Set exercise.
Copy out every record precisely.

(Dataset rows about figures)
>> Start

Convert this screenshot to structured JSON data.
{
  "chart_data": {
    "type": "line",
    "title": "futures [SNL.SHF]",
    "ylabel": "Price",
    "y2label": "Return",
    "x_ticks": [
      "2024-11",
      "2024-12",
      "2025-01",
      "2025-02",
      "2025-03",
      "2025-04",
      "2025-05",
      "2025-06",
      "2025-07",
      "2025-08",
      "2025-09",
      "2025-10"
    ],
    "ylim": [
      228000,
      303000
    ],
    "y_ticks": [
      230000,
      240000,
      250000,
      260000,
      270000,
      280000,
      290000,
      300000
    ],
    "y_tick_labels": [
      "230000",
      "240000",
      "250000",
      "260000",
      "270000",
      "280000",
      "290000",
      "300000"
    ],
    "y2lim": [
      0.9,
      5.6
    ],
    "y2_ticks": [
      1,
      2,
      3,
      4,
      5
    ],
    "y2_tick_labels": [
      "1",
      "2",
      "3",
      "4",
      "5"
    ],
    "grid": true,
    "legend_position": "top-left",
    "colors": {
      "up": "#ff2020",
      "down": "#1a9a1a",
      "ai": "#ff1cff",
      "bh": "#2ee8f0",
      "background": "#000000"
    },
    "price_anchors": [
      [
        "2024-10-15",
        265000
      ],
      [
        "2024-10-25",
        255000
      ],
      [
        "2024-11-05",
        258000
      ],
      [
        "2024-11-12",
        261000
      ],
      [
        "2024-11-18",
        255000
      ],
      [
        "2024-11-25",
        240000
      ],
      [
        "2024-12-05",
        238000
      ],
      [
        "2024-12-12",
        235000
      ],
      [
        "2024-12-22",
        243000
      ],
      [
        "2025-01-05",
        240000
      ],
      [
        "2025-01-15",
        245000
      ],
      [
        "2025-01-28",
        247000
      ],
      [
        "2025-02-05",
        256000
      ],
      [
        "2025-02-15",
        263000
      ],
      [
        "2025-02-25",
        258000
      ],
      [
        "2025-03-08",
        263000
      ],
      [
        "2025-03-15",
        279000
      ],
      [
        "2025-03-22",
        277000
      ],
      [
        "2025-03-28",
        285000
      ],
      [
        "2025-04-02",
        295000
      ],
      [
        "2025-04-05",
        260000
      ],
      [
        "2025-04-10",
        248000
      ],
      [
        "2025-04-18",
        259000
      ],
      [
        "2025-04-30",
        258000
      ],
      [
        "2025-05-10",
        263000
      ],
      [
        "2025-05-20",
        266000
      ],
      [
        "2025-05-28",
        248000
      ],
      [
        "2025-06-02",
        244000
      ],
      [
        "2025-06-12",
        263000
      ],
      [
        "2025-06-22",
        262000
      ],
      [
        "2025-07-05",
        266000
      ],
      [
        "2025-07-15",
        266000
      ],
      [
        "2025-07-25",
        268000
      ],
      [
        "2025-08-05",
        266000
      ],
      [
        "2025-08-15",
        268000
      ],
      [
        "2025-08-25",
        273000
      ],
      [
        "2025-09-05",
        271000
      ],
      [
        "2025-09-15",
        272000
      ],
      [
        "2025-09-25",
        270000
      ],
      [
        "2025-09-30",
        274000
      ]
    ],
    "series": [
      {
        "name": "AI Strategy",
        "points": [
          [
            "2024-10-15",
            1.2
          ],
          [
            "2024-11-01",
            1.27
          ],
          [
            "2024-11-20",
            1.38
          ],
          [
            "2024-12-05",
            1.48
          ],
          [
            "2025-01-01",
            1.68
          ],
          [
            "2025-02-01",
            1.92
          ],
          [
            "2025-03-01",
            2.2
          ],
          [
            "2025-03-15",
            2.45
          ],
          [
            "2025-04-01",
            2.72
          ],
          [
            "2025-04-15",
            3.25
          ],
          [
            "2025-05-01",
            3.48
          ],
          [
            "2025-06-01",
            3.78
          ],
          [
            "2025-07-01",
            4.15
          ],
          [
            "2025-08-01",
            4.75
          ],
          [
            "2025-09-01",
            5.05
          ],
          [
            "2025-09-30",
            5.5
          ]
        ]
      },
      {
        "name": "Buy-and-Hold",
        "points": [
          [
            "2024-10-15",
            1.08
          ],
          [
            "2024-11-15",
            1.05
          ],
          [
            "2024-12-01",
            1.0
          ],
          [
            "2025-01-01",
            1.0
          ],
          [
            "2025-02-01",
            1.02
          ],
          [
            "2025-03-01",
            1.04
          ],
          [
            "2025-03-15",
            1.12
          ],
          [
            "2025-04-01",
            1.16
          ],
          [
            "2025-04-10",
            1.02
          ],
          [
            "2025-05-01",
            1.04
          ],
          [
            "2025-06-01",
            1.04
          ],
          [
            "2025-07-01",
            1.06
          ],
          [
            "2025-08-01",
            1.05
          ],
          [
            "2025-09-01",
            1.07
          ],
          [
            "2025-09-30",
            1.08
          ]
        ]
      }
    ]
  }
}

>> End

The answer.
Convert this screenshot to structured JSON data.
{
  "chart_data": {
    "type": "line",
    "title": "futures [SNL.SHF]",
    "ylabel": "Price",
    "y2label": "Return",
    "x_ticks": [
      "2024-11",
      "2024-12",
      "2025-01",
      "2025-02",
      "2025-03",
      "2025-04",
      "2025-05",
      "2025-06",
      "2025-07",
      "2025-08",
      "2025-09",
      "2025-10"
    ],
    "ylim": [
      228000,
      303000
    ],
    "y_ticks": [
      230000,
      240000,
      250000,
      260000,
      270000,
      280000,
      290000,
      300000
    ],
    "y_tick_labels": [
      "230000",
      "240000",
      "250000",
      "260000",
      "270000",
      "280000",
      "290000",
      "300000"
    ],
    "y2lim": [
      0.9,
      5.6
    ],
    "y2_ticks": [
      1,
      2,
      3,
      4,
      5
    ],
    "y2_tick_labels": [
      "1",
      "2",
      "3",
      "4",
      "5"
    ],
    "grid": true,
    "legend_position": "top-left",
    "colors": {
      "up": "#ff2020",
      "down": "#1a9a1a",
      "ai": "#ff1cff",
      "bh": "#2ee8f0",
      "background": "#000000"
    },
    "price_anchors": [
      [
        "2024-10-15",
        265000
      ],
      [
        "2024-10-25",
        255000
      ],
      [
        "2024-11-05",
        258000
      ],
      [
        "2024-11-12",
        261000
      ],
      [
        "2024-11-18",
        255000
      ],
      [
        "2024-11-25",
        240000
      ],
      [
        "2024-12-05",
        238000
      ],
      [
        "2024-12-12",
        235000
      ],
      [
        "2024-12-22",
        243000
      ],
      [
        "2025-01-05",
        240000
      ],
      [
        "2025-01-15",
        245000
      ],
      [
        "2025-01-28",
        247000
      ],
      [
        "2025-02-05",
        256000
      ],
      [
        "2025-02-15",
        263000
      ],
      [
        "2025-02-25",
        258000
      ],
      [
        "2025-03-08",
        263000
      ],
      [
        "2025-03-15",
        279000
      ],
      [
        "2025-03-22",
        277000
      ],
      [
        "2025-03-28",
        285000
      ],
      [
        "2025-04-02",
        295000
      ],
      [
        "2025-04-05",
        260000
      ],
      [
        "2025-04-10",
        248000
      ],
      [
        "2025-04-18",
        259000
      ],
      [
        "2025-04-30",
        258000
      ],
      [
        "2025-05-10",
        263000
      ],
      [
        "2025-05-20",
        266000
      ],
      [
        "2025-05-28",
        248000
      ],
      [
        "2025-06-02",
        244000
      ],
      [
        "2025-06-12",
        263000
      ],
      [
        "2025-06-22",
        262000
      ],
      [
        "2025-07-05",
        266000
      ],
      [
        "2025-07-15",
        266000
      ],
      [
        "2025-07-25",
        268000
      ],
      [
        "2025-08-05",
        266000
      ],
      [
        "2025-08-15",
        268000
      ],
      [
        "2025-08-25",
        273000
      ],
      [
        "2025-09-05",
        271000
      ],
      [
        "2025-09-15",
        272000
      ],
      [
        "2025-09-25",
        270000
      ],
      [
        "2025-09-30",
        274000
      ]
    ],
    "series": [
      {
        "name": "AI Strategy",
        "points": [
          [
            "2024-10-15",
            1.2
          ],
          [
            "2024-11-01",
            1.27
          ],
          [
            "2024-11-20",
            1.38
          ],
          [
            "2024-12-05",
            1.48
          ],
          [
            "2025-01-01",
            1.68
          ],
          [
            "2025-02-01",
            1.92
          ],
          [
            "2025-03-01",
            2.2
          ],
          [
            "2025-03-15",
            2.45
          ],
          [
            "2025-04-01",
            2.72
          ],
          [
            "2025-04-15",
            3.25
          ],
          [
            "2025-05-01",
            3.48
          ],
          [
            "2025-06-01",
            3.78
          ],
          [
            "2025-07-01",
            4.15
          ],
          [
            "2025-08-01",
            4.75
          ],
          [
            "2025-09-01",
            5.05
          ],
          [
            "2025-09-30",
            5.5
          ]
        ]
      },
      {
        "name": "Buy-and-Hold",
        "points": [
          [
            "2024-10-15",
            1.08
          ],
          [
            "2024-11-15",
            1.05
          ],
          [
            "2024-12-01",
            1.0
          ],
          [
            "2025-01-01",
            1.0
          ],
          [
            "2025-02-01",
            1.02
          ],
          [
            "2025-03-01",
            1.04
          ],
          [
            "2025-03-15",
            1.12
          ],
          [
            "2025-04-01",
            1.16
          ],
          [
            "2025-04-10",
            1.02
          ],
          [
            "2025-05-01",
            1.04
          ],
          [
            "2025-06-01",
            1.04
          ],
          [
            "2025-07-01",
            1.06
          ],
          [
            "2025-08-01",
            1.05
          ],
          [
            "2025-09-01",
            1.07
          ],
          [
            "2025-09-30",
            1.08
          ]
        ]
      }
    ]
  }
}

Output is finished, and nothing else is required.